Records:
━━━━━━━━━━━━━━━━━━━━

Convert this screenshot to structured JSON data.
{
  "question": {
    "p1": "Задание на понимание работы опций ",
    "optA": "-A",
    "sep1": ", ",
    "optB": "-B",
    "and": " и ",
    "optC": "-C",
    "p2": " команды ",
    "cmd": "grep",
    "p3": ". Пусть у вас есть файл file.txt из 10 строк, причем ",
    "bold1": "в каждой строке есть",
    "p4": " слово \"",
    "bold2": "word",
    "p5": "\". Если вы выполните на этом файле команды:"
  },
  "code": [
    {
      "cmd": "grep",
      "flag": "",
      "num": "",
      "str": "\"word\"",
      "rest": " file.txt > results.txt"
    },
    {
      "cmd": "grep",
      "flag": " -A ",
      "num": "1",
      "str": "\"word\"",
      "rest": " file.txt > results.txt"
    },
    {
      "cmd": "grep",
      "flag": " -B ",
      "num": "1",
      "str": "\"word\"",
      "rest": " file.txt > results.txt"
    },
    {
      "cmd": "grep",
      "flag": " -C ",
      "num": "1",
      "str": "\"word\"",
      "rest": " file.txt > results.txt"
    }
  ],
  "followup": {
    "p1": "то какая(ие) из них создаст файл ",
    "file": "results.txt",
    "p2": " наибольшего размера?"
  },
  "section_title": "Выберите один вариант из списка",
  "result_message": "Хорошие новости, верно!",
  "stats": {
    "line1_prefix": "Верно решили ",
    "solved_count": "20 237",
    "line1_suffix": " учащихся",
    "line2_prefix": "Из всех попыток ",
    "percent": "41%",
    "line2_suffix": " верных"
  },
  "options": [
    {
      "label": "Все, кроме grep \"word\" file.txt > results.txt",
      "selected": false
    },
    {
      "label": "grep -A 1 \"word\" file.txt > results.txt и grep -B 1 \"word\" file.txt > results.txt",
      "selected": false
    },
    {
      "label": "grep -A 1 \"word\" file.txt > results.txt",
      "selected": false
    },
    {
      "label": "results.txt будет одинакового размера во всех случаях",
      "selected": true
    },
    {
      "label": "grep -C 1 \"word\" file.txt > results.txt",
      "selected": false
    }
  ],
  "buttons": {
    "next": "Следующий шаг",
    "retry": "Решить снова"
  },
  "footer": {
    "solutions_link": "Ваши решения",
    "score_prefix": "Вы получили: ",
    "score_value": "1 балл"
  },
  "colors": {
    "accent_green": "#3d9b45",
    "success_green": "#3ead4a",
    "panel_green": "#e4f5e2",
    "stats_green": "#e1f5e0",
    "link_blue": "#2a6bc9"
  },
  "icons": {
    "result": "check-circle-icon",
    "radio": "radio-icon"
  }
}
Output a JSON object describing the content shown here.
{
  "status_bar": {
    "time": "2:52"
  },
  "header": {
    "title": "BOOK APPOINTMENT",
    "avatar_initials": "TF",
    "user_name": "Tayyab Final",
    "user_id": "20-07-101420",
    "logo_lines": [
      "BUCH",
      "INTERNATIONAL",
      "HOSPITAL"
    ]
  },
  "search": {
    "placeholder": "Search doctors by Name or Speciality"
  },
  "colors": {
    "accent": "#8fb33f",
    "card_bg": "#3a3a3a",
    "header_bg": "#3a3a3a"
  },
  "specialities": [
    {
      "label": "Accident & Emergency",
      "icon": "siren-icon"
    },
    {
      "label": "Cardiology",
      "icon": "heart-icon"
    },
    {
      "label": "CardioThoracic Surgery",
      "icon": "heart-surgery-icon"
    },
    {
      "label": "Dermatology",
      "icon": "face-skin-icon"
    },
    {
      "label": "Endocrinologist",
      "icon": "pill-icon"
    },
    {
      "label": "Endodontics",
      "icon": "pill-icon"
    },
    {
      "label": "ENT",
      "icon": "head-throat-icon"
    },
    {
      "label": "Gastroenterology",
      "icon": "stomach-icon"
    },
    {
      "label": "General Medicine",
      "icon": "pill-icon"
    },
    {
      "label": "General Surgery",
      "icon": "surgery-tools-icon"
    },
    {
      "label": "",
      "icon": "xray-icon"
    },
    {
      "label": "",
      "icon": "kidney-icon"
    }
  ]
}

━━━━━━━━━━━━━━━━━━━━

DIRECTIONS:
Pull out and copy each line containing the string "results".

EXPECTED ANSWER:
      "rest": " file.txt > results.txt"
      "rest": " file.txt > results.txt"
      "rest": " file.txt > results.txt"
      "rest": " file.txt > results.txt"
    "file": "results.txt",
      "label": "Все, кроме grep \"word\" file.txt > results.txt",
      "label": "grep -A 1 \"word\" file.txt > results.txt и grep -B 1 \"word\" file.txt > results.txt",
      "label": "grep -A 1 \"word\" file.txt > results.txt",
      "label": "results.txt будет одинакового размера во всех случаях",
      "label": "grep -C 1 \"word\" file.txt > results.txt",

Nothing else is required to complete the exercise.